GIVEN INSTRUCTION: All the data below goes into the copy word for word, but the pictures don't.

DATA PROVIDED:
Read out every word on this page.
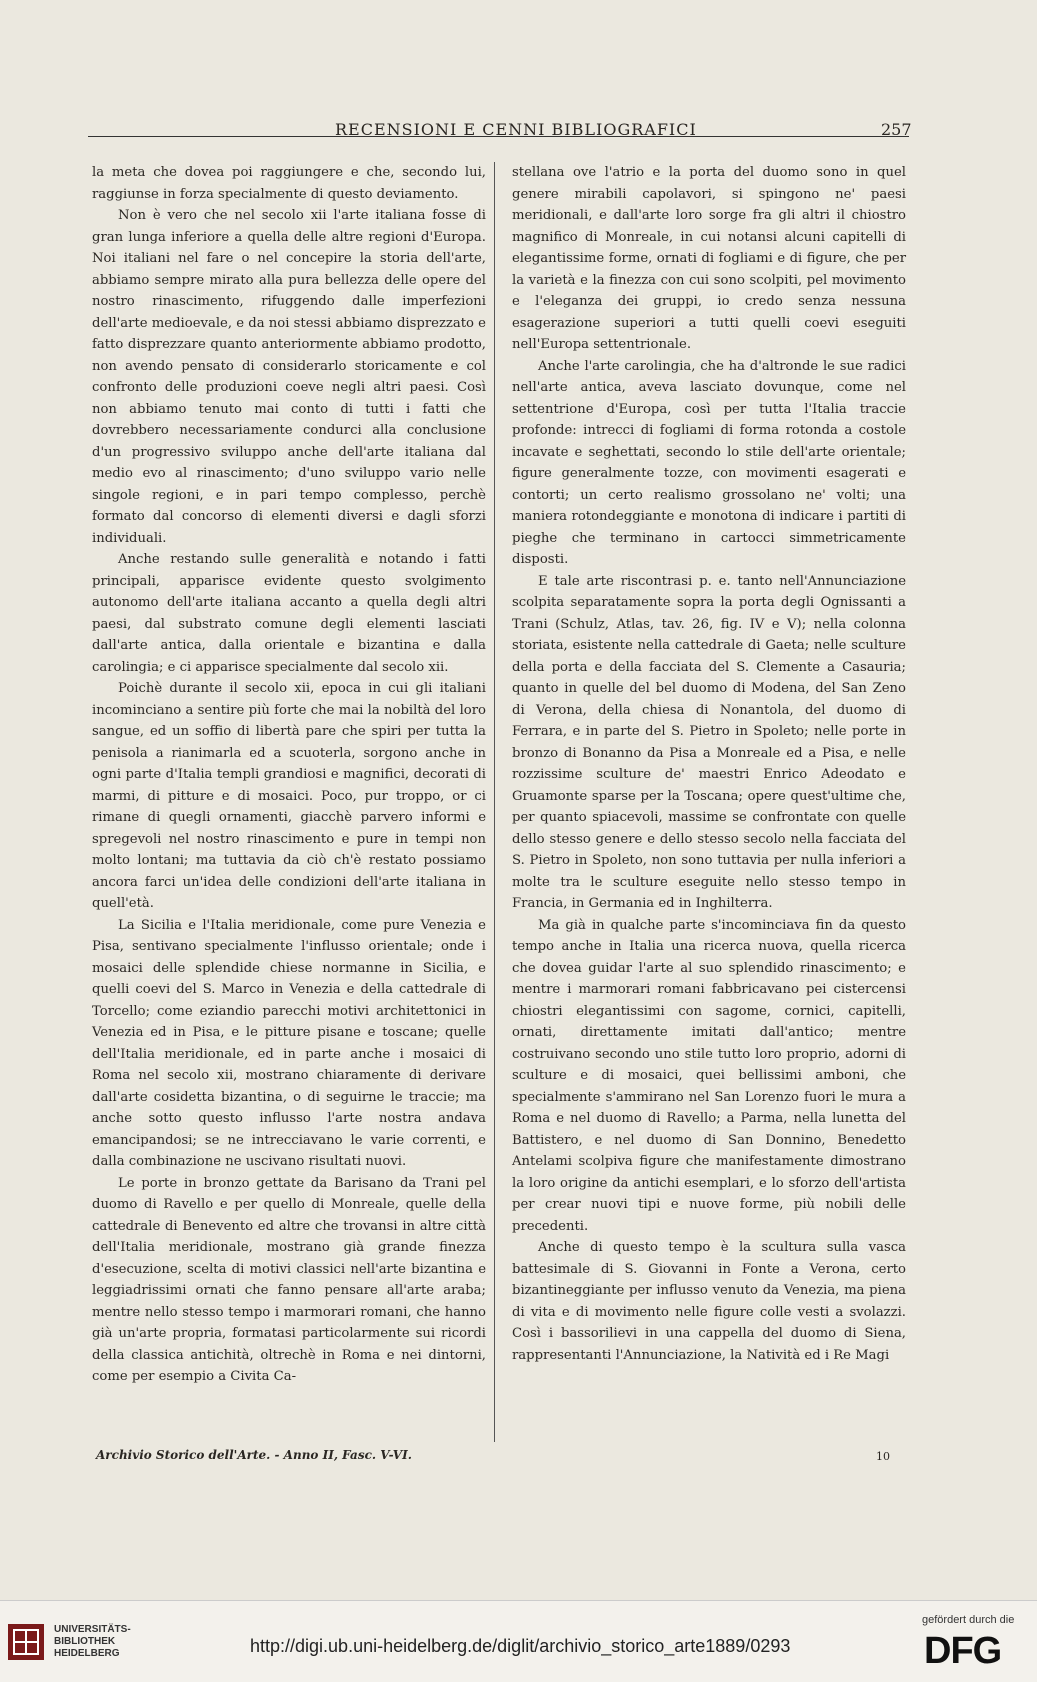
RECENSIONI E CENNI BIBLIOGRAFICI	257

la meta che dovea poi raggiungere e che, secondo lui, raggiunse in forza specialmente di questo deviamento.

Non è vero che nel secolo xii l'arte italiana fosse di gran lunga inferiore a quella delle altre regioni d'Europa. Noi italiani nel fare o nel concepire la storia dell'arte, abbiamo sempre mirato alla pura bellezza delle opere del nostro rinascimento, rifuggendo dalle imperfezioni dell'arte medioevale, e da noi stessi abbiamo disprezzato e fatto disprezzare quanto anteriormente abbiamo prodotto, non avendo pensato di considerarlo storicamente e col confronto delle produzioni coeve negli altri paesi. Così non abbiamo tenuto mai conto di tutti i fatti che dovrebbero necessariamente condurci alla conclusione d'un progressivo sviluppo anche dell'arte italiana dal medio evo al rinascimento; d'uno sviluppo vario nelle singole regioni, e in pari tempo complesso, perchè formato dal concorso di elementi diversi e dagli sforzi individuali.

Anche restando sulle generalità e notando i fatti principali, apparisce evidente questo svolgimento autonomo dell'arte italiana accanto a quella degli altri paesi, dal substrato comune degli elementi lasciati dall'arte antica, dalla orientale e bizantina e dalla carolingia; e ci apparisce specialmente dal secolo xii.

Poichè durante il secolo xii, epoca in cui gli italiani incominciano a sentire più forte che mai la nobiltà del loro sangue, ed un soffio di libertà pare che spiri per tutta la penisola a rianimarla ed a scuoterla, sorgono anche in ogni parte d'Italia templi grandiosi e magnifici, decorati di marmi, di pitture e di mosaici. Poco, pur troppo, or ci rimane di quegli ornamenti, giacchè parvero informi e spregevoli nel nostro rinascimento e pure in tempi non molto lontani; ma tuttavia da ciò ch'è restato possiamo ancora farci un'idea delle condizioni dell'arte italiana in quell'età.

La Sicilia e l'Italia meridionale, come pure Venezia e Pisa, sentivano specialmente l'influsso orientale; onde i mosaici delle splendide chiese normanne in Sicilia, e quelli coevi del S. Marco in Venezia e della cattedrale di Torcello; come eziandio parecchi motivi architettonici in Venezia ed in Pisa, e le pitture pisane e toscane; quelle dell'Italia meridionale, ed in parte anche i mosaici di Roma nel secolo xii, mostrano chiaramente di derivare dall'arte cosidetta bizantina, o di seguirne le traccie; ma anche sotto questo influsso l'arte nostra andava emancipandosi; se ne intrecciavano le varie correnti, e dalla combinazione ne uscivano risultati nuovi.

Le porte in bronzo gettate da Barisano da Trani pel duomo di Ravello e per quello di Monreale, quelle della cattedrale di Benevento ed altre che trovansi in altre città dell'Italia meridionale, mostrano già grande finezza d'esecuzione, scelta di motivi classici nell'arte bizantina e leggiadrissimi ornati che fanno pensare all'arte araba; mentre nello stesso tempo i marmorari romani, che hanno già un'arte propria, formatasi particolarmente sui ricordi della classica antichità, oltrechè in Roma e nei dintorni, come per esempio a Civita Ca-

stellana ove l'atrio e la porta del duomo sono in quel genere mirabili capolavori, si spingono ne' paesi meridionali, e dall'arte loro sorge fra gli altri il chiostro magnifico di Monreale, in cui notansi alcuni capitelli di elegantissime forme, ornati di fogliami e di figure, che per la varietà e la finezza con cui sono scolpiti, pel movimento e l'eleganza dei gruppi, io credo senza nessuna esagerazione superiori a tutti quelli coevi eseguiti nell'Europa settentrionale.

Anche l'arte carolingia, che ha d'altronde le sue radici nell'arte antica, aveva lasciato dovunque, come nel settentrione d'Europa, così per tutta l'Italia traccie profonde: intrecci di fogliami di forma rotonda a costole incavate e seghettati, secondo lo stile dell'arte orientale; figure generalmente tozze, con movimenti esagerati e contorti; un certo realismo grossolano ne' volti; una maniera rotondeggiante e monotona di indicare i partiti di pieghe che terminano in cartocci simmetricamente disposti.

E tale arte riscontrasi p. e. tanto nell'Annunciazione scolpita separatamente sopra la porta degli Ognissanti a Trani (Schulz, Atlas, tav. 26, fig. IV e V); nella colonna storiata, esistente nella cattedrale di Gaeta; nelle sculture della porta e della facciata del S. Clemente a Casauria; quanto in quelle del bel duomo di Modena, del San Zeno di Verona, della chiesa di Nonantola, del duomo di Ferrara, e in parte del S. Pietro in Spoleto; nelle porte in bronzo di Bonanno da Pisa a Monreale ed a Pisa, e nelle rozzissime sculture de' maestri Enrico Adeodato e Gruamonte sparse per la Toscana; opere quest'ultime che, per quanto spiacevoli, massime se confrontate con quelle dello stesso genere e dello stesso secolo nella facciata del S. Pietro in Spoleto, non sono tuttavia per nulla inferiori a molte tra le sculture eseguite nello stesso tempo in Francia, in Germania ed in Inghilterra.

Ma già in qualche parte s'incominciava fin da questo tempo anche in Italia una ricerca nuova, quella ricerca che dovea guidar l'arte al suo splendido rinascimento; e mentre i marmorari romani fabbricavano pei cistercensi chiostri elegantissimi con sagome, cornici, capitelli, ornati, direttamente imitati dall'antico; mentre costruivano secondo uno stile tutto loro proprio, adorni di sculture e di mosaici, quei bellissimi amboni, che specialmente s'ammirano nel San Lorenzo fuori le mura a Roma e nel duomo di Ravello; a Parma, nella lunetta del Battistero, e nel duomo di San Donnino, Benedetto Antelami scolpiva figure che manifestamente dimostrano la loro origine da antichi esemplari, e lo sforzo dell'artista per crear nuovi tipi e nuove forme, più nobili delle precedenti.

Anche di questo tempo è la scultura sulla vasca battesimale di S. Giovanni in Fonte a Verona, certo bizantineggiante per influsso venuto da Venezia, ma piena di vita e di movimento nelle figure colle vesti a svolazzi. Così i bassorilievi in una cappella del duomo di Siena, rappresentanti l'Annunciazione, la Natività ed i Re Magi

Archivio Storico dell'Arte. - Anno II, Fasc. V-VI.	10
UNIVERSITÄTS-
BIBLIOTHEK
HEIDELBERG	http://digi.ub.uni-heidelberg.de/diglit/archivio_storico_arte1889/0293
gefördert durch die
DFG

WRITTEN SOLUTION:
Read out every word on this page.
RECENSIONI E CENNI BIBLIOGRAFICI	257

la meta che dovea poi raggiungere e che, secondo lui, raggiunse in forza specialmente di questo deviamento.

Non è vero che nel secolo xii l'arte italiana fosse di gran lunga inferiore a quella delle altre regioni d'Europa. Noi italiani nel fare o nel concepire la storia dell'arte, abbiamo sempre mirato alla pura bellezza delle opere del nostro rinascimento, rifuggendo dalle imperfezioni dell'arte medioevale, e da noi stessi abbiamo disprezzato e fatto disprezzare quanto anteriormente abbiamo prodotto, non avendo pensato di considerarlo storicamente e col confronto delle produzioni coeve negli altri paesi. Così non abbiamo tenuto mai conto di tutti i fatti che dovrebbero necessariamente condurci alla conclusione d'un progressivo sviluppo anche dell'arte italiana dal medio evo al rinascimento; d'uno sviluppo vario nelle singole regioni, e in pari tempo complesso, perchè formato dal concorso di elementi diversi e dagli sforzi individuali.

Anche restando sulle generalità e notando i fatti principali, apparisce evidente questo svolgimento autonomo dell'arte italiana accanto a quella degli altri paesi, dal substrato comune degli elementi lasciati dall'arte antica, dalla orientale e bizantina e dalla carolingia; e ci apparisce specialmente dal secolo xii.

Poichè durante il secolo xii, epoca in cui gli italiani incominciano a sentire più forte che mai la nobiltà del loro sangue, ed un soffio di libertà pare che spiri per tutta la penisola a rianimarla ed a scuoterla, sorgono anche in ogni parte d'Italia templi grandiosi e magnifici, decorati di marmi, di pitture e di mosaici. Poco, pur troppo, or ci rimane di quegli ornamenti, giacchè parvero informi e spregevoli nel nostro rinascimento e pure in tempi non molto lontani; ma tuttavia da ciò ch'è restato possiamo ancora farci un'idea delle condizioni dell'arte italiana in quell'età.

La Sicilia e l'Italia meridionale, come pure Venezia e Pisa, sentivano specialmente l'influsso orientale; onde i mosaici delle splendide chiese normanne in Sicilia, e quelli coevi del S. Marco in Venezia e della cattedrale di Torcello; come eziandio parecchi motivi architettonici in Venezia ed in Pisa, e le pitture pisane e toscane; quelle dell'Italia meridionale, ed in parte anche i mosaici di Roma nel secolo xii, mostrano chiaramente di derivare dall'arte cosidetta bizantina, o di seguirne le traccie; ma anche sotto questo influsso l'arte nostra andava emancipandosi; se ne intrecciavano le varie correnti, e dalla combinazione ne uscivano risultati nuovi.

Le porte in bronzo gettate da Barisano da Trani pel duomo di Ravello e per quello di Monreale, quelle della cattedrale di Benevento ed altre che trovansi in altre città dell'Italia meridionale, mostrano già grande finezza d'esecuzione, scelta di motivi classici nell'arte bizantina e leggiadrissimi ornati che fanno pensare all'arte araba; mentre nello stesso tempo i marmorari romani, che hanno già un'arte propria, formatasi particolarmente sui ricordi della classica antichità, oltrechè in Roma e nei dintorni, come per esempio a Civita Ca-

stellana ove l'atrio e la porta del duomo sono in quel genere mirabili capolavori, si spingono ne' paesi meridionali, e dall'arte loro sorge fra gli altri il chiostro magnifico di Monreale, in cui notansi alcuni capitelli di elegantissime forme, ornati di fogliami e di figure, che per la varietà e la finezza con cui sono scolpiti, pel movimento e l'eleganza dei gruppi, io credo senza nessuna esagerazione superiori a tutti quelli coevi eseguiti nell'Europa settentrionale.

Anche l'arte carolingia, che ha d'altronde le sue radici nell'arte antica, aveva lasciato dovunque, come nel settentrione d'Europa, così per tutta l'Italia traccie profonde: intrecci di fogliami di forma rotonda a costole incavate e seghettati, secondo lo stile dell'arte orientale; figure generalmente tozze, con movimenti esagerati e contorti; un certo realismo grossolano ne' volti; una maniera rotondeggiante e monotona di indicare i partiti di pieghe che terminano in cartocci simmetricamente disposti.

E tale arte riscontrasi p. e. tanto nell'Annunciazione scolpita separatamente sopra la porta degli Ognissanti a Trani (Schulz, Atlas, tav. 26, fig. IV e V); nella colonna storiata, esistente nella cattedrale di Gaeta; nelle sculture della porta e della facciata del S. Clemente a Casauria; quanto in quelle del bel duomo di Modena, del San Zeno di Verona, della chiesa di Nonantola, del duomo di Ferrara, e in parte del S. Pietro in Spoleto; nelle porte in bronzo di Bonanno da Pisa a Monreale ed a Pisa, e nelle rozzissime sculture de' maestri Enrico Adeodato e Gruamonte sparse per la Toscana; opere quest'ultime che, per quanto spiacevoli, massime se confrontate con quelle dello stesso genere e dello stesso secolo nella facciata del S. Pietro in Spoleto, non sono tuttavia per nulla inferiori a molte tra le sculture eseguite nello stesso tempo in Francia, in Germania ed in Inghilterra.

Ma già in qualche parte s'incominciava fin da questo tempo anche in Italia una ricerca nuova, quella ricerca che dovea guidar l'arte al suo splendido rinascimento; e mentre i marmorari romani fabbricavano pei cistercensi chiostri elegantissimi con sagome, cornici, capitelli, ornati, direttamente imitati dall'antico; mentre costruivano secondo uno stile tutto loro proprio, adorni di sculture e di mosaici, quei bellissimi amboni, che specialmente s'ammirano nel San Lorenzo fuori le mura a Roma e nel duomo di Ravello; a Parma, nella lunetta del Battistero, e nel duomo di San Donnino, Benedetto Antelami scolpiva figure che manifestamente dimostrano la loro origine da antichi esemplari, e lo sforzo dell'artista per crear nuovi tipi e nuove forme, più nobili delle precedenti.

Anche di questo tempo è la scultura sulla vasca battesimale di S. Giovanni in Fonte a Verona, certo bizantineggiante per influsso venuto da Venezia, ma piena di vita e di movimento nelle figure colle vesti a svolazzi. Così i bassorilievi in una cappella del duomo di Siena, rappresentanti l'Annunciazione, la Natività ed i Re Magi

Archivio Storico dell'Arte. - Anno II, Fasc. V-VI.	10
UNIVERSITÄTS-
BIBLIOTHEK
HEIDELBERG	http://digi.ub.uni-heidelberg.de/diglit/archivio_storico_arte1889/0293
gefördert durch die
DFG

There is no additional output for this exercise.